• [TASK BRIEF]: Transcribe the records below exactly.
====
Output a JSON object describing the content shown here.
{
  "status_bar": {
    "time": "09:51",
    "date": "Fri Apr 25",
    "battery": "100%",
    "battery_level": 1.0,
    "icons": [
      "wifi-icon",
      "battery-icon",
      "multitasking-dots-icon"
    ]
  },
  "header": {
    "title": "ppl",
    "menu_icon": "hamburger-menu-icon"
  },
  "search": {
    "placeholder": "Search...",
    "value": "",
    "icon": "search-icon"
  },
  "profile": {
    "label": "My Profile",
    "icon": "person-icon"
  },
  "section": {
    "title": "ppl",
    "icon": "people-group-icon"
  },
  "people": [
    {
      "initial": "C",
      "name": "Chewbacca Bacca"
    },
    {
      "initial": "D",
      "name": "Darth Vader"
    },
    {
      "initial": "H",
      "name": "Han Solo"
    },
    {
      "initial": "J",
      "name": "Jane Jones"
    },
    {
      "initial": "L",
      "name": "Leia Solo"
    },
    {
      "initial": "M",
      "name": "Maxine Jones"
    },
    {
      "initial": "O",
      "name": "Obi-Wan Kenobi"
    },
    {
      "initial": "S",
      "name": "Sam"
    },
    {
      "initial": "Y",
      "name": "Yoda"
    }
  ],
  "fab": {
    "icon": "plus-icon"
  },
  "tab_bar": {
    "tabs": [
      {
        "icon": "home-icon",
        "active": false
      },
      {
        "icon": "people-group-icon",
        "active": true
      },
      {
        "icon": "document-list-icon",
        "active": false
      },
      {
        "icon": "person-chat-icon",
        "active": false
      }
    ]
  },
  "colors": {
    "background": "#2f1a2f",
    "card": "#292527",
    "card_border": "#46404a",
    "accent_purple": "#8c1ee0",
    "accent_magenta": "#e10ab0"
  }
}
====
• [SOLUTION TO THE PROBLEM]:
Output a JSON object describing the content shown here.
{
  "status_bar": {
    "time": "09:51",
    "date": "Fri Apr 25",
    "battery": "100%",
    "battery_level": 1.0,
    "icons": [
      "wifi-icon",
      "battery-icon",
      "multitasking-dots-icon"
    ]
  },
  "header": {
    "title": "ppl",
    "menu_icon": "hamburger-menu-icon"
  },
  "search": {
    "placeholder": "Search...",
    "value": "",
    "icon": "search-icon"
  },
  "profile": {
    "label": "My Profile",
    "icon": "person-icon"
  },
  "section": {
    "title": "ppl",
    "icon": "people-group-icon"
  },
  "people": [
    {
      "initial": "C",
      "name": "Chewbacca Bacca"
    },
    {
      "initial": "D",
      "name": "Darth Vader"
    },
    {
      "initial": "H",
      "name": "Han Solo"
    },
    {
      "initial": "J",
      "name": "Jane Jones"
    },
    {
      "initial": "L",
      "name": "Leia Solo"
    },
    {
      "initial": "M",
      "name": "Maxine Jones"
    },
    {
      "initial": "O",
      "name": "Obi-Wan Kenobi"
    },
    {
      "initial": "S",
      "name": "Sam"
    },
    {
      "initial": "Y",
      "name": "Yoda"
    }
  ],
  "fab": {
    "icon": "plus-icon"
  },
  "tab_bar": {
    "tabs": [
      {
        "icon": "home-icon",
        "active": false
      },
      {
        "icon": "people-group-icon",
        "active": true
      },
      {
        "icon": "document-list-icon",
        "active": false
      },
      {
        "icon": "person-chat-icon",
        "active": false
      }
    ]
  },
  "colors": {
    "background": "#2f1a2f",
    "card": "#292527",
    "card_border": "#46404a",
    "accent_purple": "#8c1ee0",
    "accent_magenta": "#e10ab0"
  }
}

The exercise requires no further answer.